* _Exercise prompt_
For the entries that follow, state how many lines include the word "Roll", giving the number and nothing else.

(Collected data)
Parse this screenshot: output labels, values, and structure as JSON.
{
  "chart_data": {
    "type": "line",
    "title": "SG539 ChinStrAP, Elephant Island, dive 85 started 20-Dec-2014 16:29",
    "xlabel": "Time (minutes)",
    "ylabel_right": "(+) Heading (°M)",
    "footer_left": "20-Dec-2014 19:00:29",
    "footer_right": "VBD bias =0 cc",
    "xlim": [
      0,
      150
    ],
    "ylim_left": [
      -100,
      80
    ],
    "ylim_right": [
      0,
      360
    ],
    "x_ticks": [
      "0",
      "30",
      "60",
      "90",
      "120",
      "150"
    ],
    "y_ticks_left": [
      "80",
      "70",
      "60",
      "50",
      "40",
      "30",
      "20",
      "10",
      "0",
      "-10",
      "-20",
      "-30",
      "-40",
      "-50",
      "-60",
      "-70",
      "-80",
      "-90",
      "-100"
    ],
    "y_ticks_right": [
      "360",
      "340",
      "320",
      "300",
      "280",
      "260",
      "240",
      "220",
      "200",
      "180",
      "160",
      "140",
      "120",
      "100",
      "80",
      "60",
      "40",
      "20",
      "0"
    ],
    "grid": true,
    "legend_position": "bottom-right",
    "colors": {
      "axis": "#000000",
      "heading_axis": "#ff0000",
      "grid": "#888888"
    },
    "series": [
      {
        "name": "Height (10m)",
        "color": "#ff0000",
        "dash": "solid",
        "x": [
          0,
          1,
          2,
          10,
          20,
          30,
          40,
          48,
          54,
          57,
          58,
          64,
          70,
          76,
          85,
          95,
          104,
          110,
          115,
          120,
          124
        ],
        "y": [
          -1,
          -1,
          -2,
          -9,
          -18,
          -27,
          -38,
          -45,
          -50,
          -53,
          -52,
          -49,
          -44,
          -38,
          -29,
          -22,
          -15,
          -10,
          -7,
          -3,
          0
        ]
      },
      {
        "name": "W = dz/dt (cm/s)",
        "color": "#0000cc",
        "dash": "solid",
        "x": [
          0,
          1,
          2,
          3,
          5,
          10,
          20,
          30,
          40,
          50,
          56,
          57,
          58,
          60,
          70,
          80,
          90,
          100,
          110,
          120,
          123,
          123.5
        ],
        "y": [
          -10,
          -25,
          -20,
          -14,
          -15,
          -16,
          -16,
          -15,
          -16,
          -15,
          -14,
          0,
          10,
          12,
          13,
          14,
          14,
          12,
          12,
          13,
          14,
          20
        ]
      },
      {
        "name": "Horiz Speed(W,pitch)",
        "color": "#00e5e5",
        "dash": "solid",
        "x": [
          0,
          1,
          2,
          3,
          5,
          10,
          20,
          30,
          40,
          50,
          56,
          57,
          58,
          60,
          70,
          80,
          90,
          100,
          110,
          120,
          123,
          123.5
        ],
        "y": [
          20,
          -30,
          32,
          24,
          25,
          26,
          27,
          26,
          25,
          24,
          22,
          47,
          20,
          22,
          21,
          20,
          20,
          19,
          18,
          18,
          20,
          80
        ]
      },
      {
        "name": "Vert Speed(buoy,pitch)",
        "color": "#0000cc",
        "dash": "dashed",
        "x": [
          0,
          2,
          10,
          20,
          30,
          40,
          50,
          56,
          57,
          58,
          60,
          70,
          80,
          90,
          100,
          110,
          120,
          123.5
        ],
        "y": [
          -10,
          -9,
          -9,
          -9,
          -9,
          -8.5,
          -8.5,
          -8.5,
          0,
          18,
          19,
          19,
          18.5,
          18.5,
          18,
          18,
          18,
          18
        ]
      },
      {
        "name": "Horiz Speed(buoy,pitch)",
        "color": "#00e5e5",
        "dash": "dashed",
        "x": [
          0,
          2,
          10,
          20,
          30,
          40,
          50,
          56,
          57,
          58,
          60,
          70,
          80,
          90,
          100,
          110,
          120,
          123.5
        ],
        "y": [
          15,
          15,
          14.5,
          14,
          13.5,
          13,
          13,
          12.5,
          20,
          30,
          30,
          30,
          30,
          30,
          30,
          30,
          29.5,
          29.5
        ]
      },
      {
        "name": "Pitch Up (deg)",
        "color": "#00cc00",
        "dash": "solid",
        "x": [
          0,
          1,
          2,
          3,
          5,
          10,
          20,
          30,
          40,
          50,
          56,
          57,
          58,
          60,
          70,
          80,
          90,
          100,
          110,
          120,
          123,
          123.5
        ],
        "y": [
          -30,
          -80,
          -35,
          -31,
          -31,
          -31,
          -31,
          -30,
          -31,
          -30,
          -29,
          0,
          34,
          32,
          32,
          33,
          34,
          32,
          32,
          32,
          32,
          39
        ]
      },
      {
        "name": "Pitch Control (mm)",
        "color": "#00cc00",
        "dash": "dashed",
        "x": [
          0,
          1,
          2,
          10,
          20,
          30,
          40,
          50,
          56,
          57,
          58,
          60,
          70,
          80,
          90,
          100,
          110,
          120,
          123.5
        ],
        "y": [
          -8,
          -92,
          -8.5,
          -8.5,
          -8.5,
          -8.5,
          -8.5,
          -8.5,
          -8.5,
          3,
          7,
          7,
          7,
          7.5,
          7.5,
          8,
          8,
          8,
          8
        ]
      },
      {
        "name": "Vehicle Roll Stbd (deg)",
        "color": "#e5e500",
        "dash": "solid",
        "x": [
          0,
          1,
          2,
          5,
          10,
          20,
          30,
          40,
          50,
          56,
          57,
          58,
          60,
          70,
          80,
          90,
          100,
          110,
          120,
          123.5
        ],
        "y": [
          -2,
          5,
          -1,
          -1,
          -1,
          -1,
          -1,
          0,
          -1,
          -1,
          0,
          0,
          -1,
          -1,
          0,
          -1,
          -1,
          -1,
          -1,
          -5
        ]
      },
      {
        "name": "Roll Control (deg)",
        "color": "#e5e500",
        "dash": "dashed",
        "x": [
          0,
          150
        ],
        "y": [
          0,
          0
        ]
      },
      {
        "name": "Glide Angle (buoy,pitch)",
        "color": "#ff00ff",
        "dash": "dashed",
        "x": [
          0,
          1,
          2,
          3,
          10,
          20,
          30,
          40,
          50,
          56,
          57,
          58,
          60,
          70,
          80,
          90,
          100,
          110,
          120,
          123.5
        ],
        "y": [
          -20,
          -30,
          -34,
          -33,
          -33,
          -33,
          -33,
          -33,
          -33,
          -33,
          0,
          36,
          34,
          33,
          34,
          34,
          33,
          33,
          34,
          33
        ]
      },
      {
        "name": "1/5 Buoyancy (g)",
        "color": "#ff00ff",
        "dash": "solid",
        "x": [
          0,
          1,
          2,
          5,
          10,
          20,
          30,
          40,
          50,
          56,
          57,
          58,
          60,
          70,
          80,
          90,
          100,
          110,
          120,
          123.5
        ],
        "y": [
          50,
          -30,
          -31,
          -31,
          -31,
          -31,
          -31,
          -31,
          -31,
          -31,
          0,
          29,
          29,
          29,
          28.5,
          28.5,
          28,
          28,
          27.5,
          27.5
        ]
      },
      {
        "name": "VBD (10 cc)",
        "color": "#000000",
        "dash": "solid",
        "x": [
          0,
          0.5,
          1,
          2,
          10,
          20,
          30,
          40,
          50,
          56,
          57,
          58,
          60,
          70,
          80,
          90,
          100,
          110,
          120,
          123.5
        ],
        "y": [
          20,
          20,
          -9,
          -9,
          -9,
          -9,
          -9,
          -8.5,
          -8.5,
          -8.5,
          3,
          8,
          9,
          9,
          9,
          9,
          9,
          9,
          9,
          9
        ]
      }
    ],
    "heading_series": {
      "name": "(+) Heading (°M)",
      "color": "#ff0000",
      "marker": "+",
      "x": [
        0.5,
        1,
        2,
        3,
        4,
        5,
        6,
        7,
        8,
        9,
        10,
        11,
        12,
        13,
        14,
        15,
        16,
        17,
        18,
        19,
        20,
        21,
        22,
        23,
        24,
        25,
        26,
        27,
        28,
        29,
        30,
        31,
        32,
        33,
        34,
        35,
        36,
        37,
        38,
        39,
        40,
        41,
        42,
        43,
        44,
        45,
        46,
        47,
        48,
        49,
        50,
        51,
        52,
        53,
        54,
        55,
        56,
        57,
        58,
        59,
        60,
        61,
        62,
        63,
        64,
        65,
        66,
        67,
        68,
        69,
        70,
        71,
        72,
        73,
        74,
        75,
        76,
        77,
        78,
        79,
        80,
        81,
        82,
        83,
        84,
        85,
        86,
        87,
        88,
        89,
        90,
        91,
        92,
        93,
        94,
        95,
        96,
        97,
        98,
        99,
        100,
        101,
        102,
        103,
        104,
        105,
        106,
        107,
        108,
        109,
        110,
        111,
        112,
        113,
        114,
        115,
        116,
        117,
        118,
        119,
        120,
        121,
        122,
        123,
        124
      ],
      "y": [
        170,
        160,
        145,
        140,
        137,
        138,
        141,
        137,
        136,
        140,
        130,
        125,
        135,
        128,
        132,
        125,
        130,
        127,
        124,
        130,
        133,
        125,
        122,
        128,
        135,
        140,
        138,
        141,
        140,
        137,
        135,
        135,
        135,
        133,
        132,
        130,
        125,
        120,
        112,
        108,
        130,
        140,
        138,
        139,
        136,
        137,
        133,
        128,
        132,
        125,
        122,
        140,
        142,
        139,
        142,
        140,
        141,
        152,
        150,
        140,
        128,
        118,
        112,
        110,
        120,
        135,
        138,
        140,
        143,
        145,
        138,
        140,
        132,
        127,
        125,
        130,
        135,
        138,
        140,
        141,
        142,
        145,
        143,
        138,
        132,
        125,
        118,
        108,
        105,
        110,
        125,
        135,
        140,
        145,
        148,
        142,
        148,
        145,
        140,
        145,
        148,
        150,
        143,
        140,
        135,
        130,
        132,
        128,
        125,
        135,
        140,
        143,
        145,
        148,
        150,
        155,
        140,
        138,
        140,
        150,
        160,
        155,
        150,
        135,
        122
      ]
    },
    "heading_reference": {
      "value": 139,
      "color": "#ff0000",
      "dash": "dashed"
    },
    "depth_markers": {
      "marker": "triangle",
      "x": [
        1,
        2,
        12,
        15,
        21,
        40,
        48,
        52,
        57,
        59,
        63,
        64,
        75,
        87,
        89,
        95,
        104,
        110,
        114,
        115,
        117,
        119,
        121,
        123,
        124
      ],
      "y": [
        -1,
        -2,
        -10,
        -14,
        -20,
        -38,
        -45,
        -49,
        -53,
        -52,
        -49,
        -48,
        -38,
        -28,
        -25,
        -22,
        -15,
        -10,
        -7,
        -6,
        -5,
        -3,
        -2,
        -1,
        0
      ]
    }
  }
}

* _In response_
2